■ WHAT YOU WILL DO:
Print every entry, word for word, and skip the images.

━━━━━ MATERIAL TO PROCESS

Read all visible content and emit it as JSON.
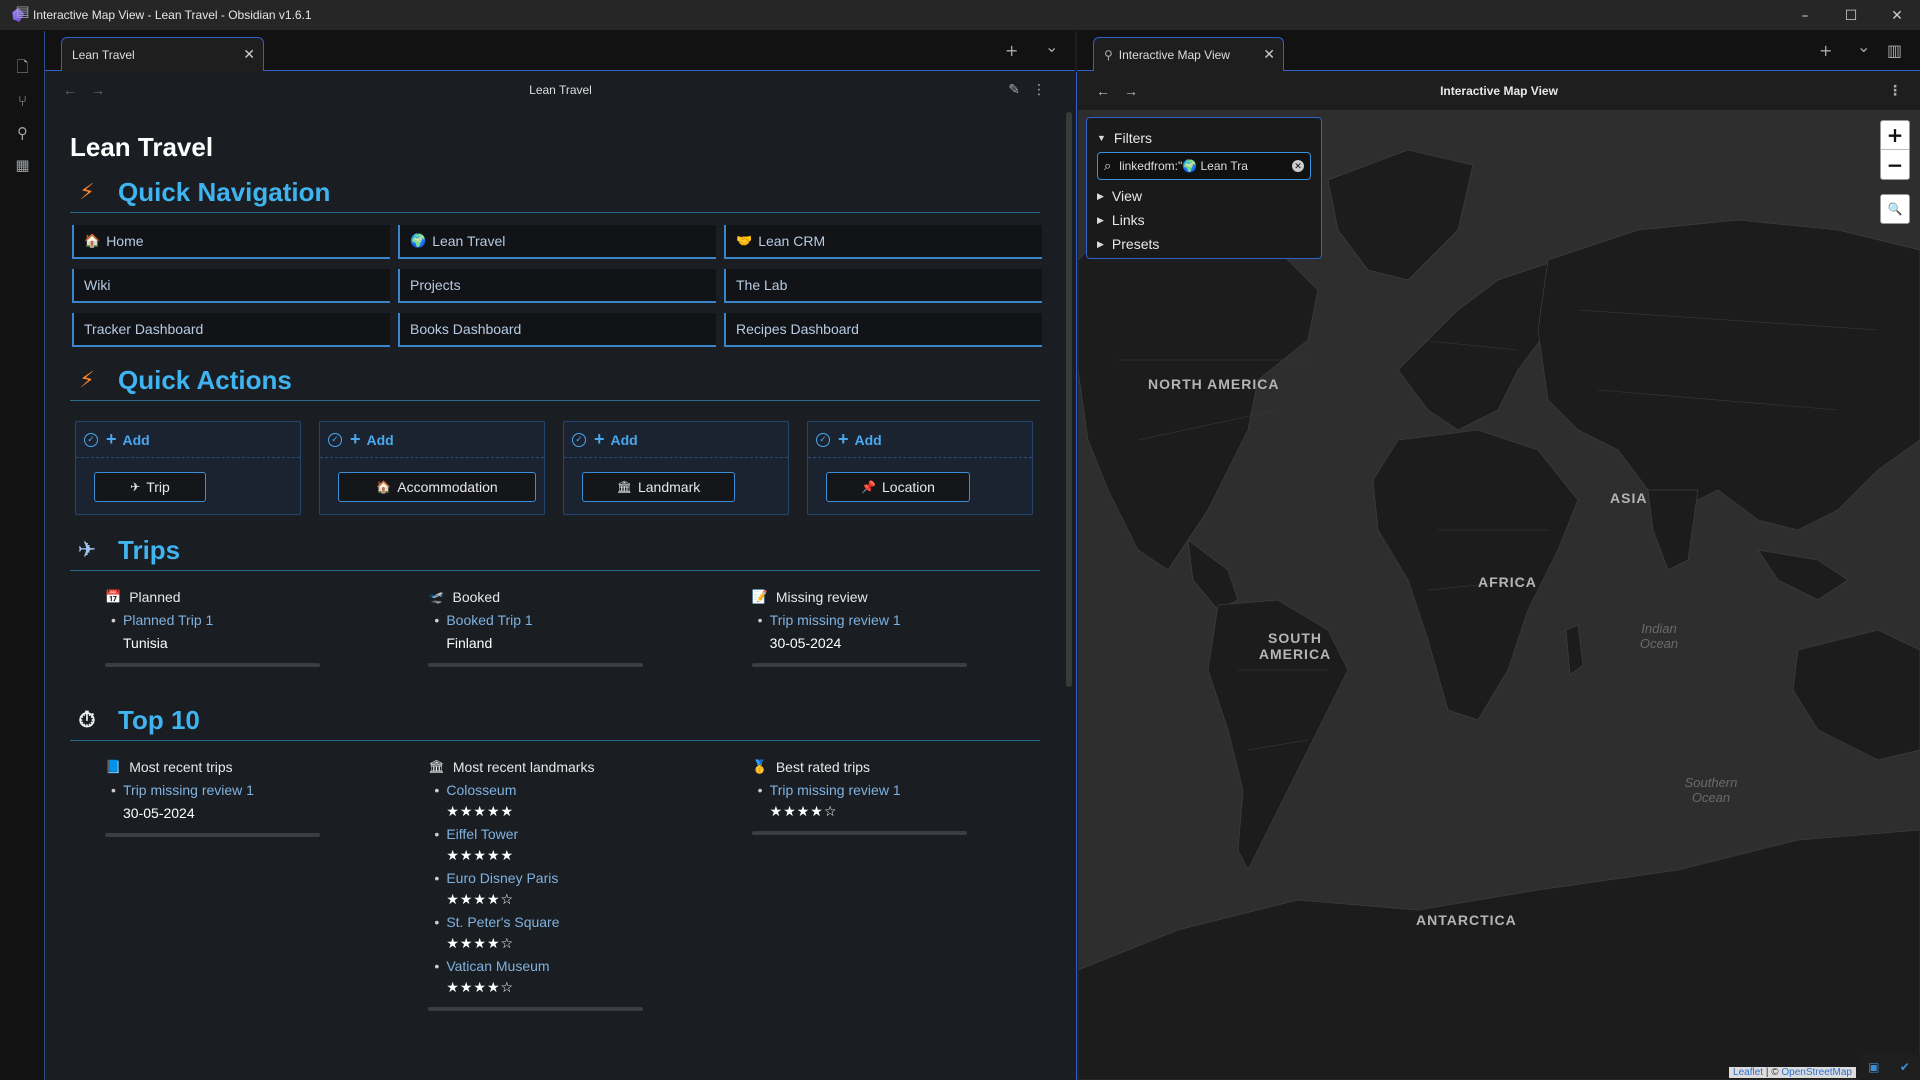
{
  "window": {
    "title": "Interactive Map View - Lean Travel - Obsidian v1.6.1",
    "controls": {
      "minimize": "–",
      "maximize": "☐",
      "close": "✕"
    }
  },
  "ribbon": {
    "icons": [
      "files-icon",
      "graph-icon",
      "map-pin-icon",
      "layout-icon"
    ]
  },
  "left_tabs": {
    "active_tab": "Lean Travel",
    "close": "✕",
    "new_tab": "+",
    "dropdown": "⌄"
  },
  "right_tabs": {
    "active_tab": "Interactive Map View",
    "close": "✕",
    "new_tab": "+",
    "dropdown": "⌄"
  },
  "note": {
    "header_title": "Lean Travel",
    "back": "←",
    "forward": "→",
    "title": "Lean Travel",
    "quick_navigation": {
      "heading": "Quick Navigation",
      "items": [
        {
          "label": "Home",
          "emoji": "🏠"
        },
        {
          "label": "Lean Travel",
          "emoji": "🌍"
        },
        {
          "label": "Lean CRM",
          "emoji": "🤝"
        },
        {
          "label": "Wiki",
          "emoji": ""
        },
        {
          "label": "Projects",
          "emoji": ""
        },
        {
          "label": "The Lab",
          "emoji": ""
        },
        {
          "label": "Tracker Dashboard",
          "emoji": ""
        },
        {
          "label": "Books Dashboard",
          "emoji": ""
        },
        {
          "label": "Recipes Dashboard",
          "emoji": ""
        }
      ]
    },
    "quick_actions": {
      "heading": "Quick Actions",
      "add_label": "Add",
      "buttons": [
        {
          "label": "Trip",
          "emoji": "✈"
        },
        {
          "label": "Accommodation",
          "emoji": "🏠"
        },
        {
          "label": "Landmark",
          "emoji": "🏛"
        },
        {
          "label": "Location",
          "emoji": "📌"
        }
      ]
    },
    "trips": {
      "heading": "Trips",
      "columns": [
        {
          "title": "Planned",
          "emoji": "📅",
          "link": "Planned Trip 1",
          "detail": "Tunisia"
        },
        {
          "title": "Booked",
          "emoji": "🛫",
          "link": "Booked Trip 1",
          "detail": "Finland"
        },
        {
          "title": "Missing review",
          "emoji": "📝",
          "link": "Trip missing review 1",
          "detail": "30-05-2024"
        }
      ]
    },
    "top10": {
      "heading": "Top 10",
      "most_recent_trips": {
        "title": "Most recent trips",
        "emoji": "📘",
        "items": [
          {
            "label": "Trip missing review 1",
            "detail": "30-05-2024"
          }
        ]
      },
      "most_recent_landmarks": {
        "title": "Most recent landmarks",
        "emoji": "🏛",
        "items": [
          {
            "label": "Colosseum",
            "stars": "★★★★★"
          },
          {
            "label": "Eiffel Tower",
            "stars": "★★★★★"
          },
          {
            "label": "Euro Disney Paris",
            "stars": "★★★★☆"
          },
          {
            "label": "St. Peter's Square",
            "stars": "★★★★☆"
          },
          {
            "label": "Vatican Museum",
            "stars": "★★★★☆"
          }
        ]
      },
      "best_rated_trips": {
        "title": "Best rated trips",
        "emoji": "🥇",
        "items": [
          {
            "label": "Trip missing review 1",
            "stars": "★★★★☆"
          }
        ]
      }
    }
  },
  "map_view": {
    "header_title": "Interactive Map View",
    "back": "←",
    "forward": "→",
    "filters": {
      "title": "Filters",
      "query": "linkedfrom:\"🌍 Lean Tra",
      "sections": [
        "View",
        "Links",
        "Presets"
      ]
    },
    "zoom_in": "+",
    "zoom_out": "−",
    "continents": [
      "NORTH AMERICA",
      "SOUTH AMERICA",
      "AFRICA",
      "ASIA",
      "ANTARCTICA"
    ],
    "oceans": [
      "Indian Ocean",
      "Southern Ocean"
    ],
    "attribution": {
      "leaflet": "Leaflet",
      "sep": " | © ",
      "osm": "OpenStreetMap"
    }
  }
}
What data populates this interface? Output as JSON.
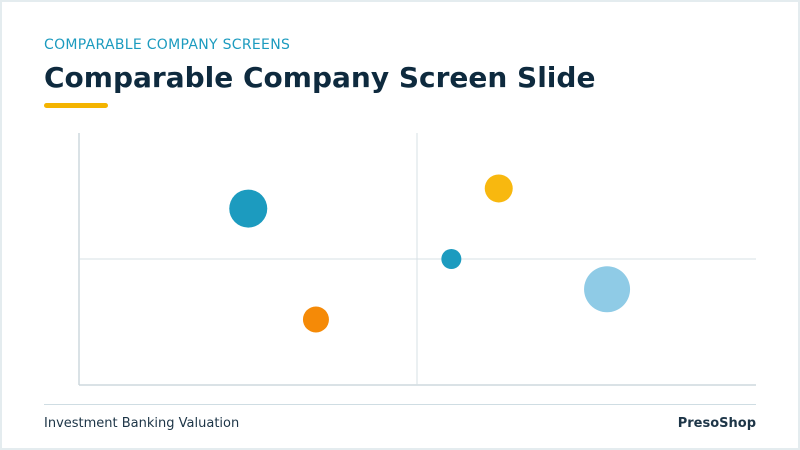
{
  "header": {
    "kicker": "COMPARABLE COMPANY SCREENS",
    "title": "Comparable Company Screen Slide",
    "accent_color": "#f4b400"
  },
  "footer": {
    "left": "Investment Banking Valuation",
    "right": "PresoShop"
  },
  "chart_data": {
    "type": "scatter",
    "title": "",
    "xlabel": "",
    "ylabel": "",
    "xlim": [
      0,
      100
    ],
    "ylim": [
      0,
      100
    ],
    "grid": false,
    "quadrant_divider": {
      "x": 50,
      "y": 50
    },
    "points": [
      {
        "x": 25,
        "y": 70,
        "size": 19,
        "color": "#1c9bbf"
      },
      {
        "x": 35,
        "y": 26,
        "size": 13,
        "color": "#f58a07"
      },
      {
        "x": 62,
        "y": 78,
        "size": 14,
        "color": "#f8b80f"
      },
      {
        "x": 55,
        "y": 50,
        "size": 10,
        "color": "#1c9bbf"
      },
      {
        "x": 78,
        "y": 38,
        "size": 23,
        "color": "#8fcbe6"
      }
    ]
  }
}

━━━━━━━━━━

■ ANSWER FOR THE TASK:
Read all visible content and emit it as JSON.
{
  "window": {
    "title": "Interactive Map View - Lean Travel - Obsidian v1.6.1",
    "controls": {
      "minimize": "–",
      "maximize": "☐",
      "close": "✕"
    }
  },
  "ribbon": {
    "icons": [
      "files-icon",
      "graph-icon",
      "map-pin-icon",
      "layout-icon"
    ]
  },
  "left_tabs": {
    "active_tab": "Lean Travel",
    "close": "✕",
    "new_tab": "+",
    "dropdown": "⌄"
  },
  "right_tabs": {
    "active_tab": "Interactive Map View",
    "close": "✕",
    "new_tab": "+",
    "dropdown": "⌄"
  },
  "note": {
    "header_title": "Lean Travel",
    "back": "←",
    "forward": "→",
    "title": "Lean Travel",
    "quick_navigation": {
      "heading": "Quick Navigation",
      "items": [
        {
          "label": "Home",
          "emoji": "🏠"
        },
        {
          "label": "Lean Travel",
          "emoji": "🌍"
        },
        {
          "label": "Lean CRM",
          "emoji": "🤝"
        },
        {
          "label": "Wiki",
          "emoji": ""
        },
        {
          "label": "Projects",
          "emoji": ""
        },
        {
          "label": "The Lab",
          "emoji": ""
        },
        {
          "label": "Tracker Dashboard",
          "emoji": ""
        },
        {
          "label": "Books Dashboard",
          "emoji": ""
        },
        {
          "label": "Recipes Dashboard",
          "emoji": ""
        }
      ]
    },
    "quick_actions": {
      "heading": "Quick Actions",
      "add_label": "Add",
      "buttons": [
        {
          "label": "Trip",
          "emoji": "✈"
        },
        {
          "label": "Accommodation",
          "emoji": "🏠"
        },
        {
          "label": "Landmark",
          "emoji": "🏛"
        },
        {
          "label": "Location",
          "emoji": "📌"
        }
      ]
    },
    "trips": {
      "heading": "Trips",
      "columns": [
        {
          "title": "Planned",
          "emoji": "📅",
          "link": "Planned Trip 1",
          "detail": "Tunisia"
        },
        {
          "title": "Booked",
          "emoji": "🛫",
          "link": "Booked Trip 1",
          "detail": "Finland"
        },
        {
          "title": "Missing review",
          "emoji": "📝",
          "link": "Trip missing review 1",
          "detail": "30-05-2024"
        }
      ]
    },
    "top10": {
      "heading": "Top 10",
      "most_recent_trips": {
        "title": "Most recent trips",
        "emoji": "📘",
        "items": [
          {
            "label": "Trip missing review 1",
            "detail": "30-05-2024"
          }
        ]
      },
      "most_recent_landmarks": {
        "title": "Most recent landmarks",
        "emoji": "🏛",
        "items": [
          {
            "label": "Colosseum",
            "stars": "★★★★★"
          },
          {
            "label": "Eiffel Tower",
            "stars": "★★★★★"
          },
          {
            "label": "Euro Disney Paris",
            "stars": "★★★★☆"
          },
          {
            "label": "St. Peter's Square",
            "stars": "★★★★☆"
          },
          {
            "label": "Vatican Museum",
            "stars": "★★★★☆"
          }
        ]
      },
      "best_rated_trips": {
        "title": "Best rated trips",
        "emoji": "🥇",
        "items": [
          {
            "label": "Trip missing review 1",
            "stars": "★★★★☆"
          }
        ]
      }
    }
  },
  "map_view": {
    "header_title": "Interactive Map View",
    "back": "←",
    "forward": "→",
    "filters": {
      "title": "Filters",
      "query": "linkedfrom:\"🌍 Lean Tra",
      "sections": [
        "View",
        "Links",
        "Presets"
      ]
    },
    "zoom_in": "+",
    "zoom_out": "−",
    "continents": [
      "NORTH AMERICA",
      "SOUTH AMERICA",
      "AFRICA",
      "ASIA",
      "ANTARCTICA"
    ],
    "oceans": [
      "Indian Ocean",
      "Southern Ocean"
    ],
    "attribution": {
      "leaflet": "Leaflet",
      "sep": " | © ",
      "osm": "OpenStreetMap"
    }
  }
}
What data populates this interface? Output as JSON.
{
  "header": {
    "kicker": "COMPARABLE COMPANY SCREENS",
    "title": "Comparable Company Screen Slide",
    "accent_color": "#f4b400"
  },
  "footer": {
    "left": "Investment Banking Valuation",
    "right": "PresoShop"
  },
  "chart_data": {
    "type": "scatter",
    "title": "",
    "xlabel": "",
    "ylabel": "",
    "xlim": [
      0,
      100
    ],
    "ylim": [
      0,
      100
    ],
    "grid": false,
    "quadrant_divider": {
      "x": 50,
      "y": 50
    },
    "points": [
      {
        "x": 25,
        "y": 70,
        "size": 19,
        "color": "#1c9bbf"
      },
      {
        "x": 35,
        "y": 26,
        "size": 13,
        "color": "#f58a07"
      },
      {
        "x": 62,
        "y": 78,
        "size": 14,
        "color": "#f8b80f"
      },
      {
        "x": 55,
        "y": 50,
        "size": 10,
        "color": "#1c9bbf"
      },
      {
        "x": 78,
        "y": 38,
        "size": 23,
        "color": "#8fcbe6"
      }
    ]
  }
}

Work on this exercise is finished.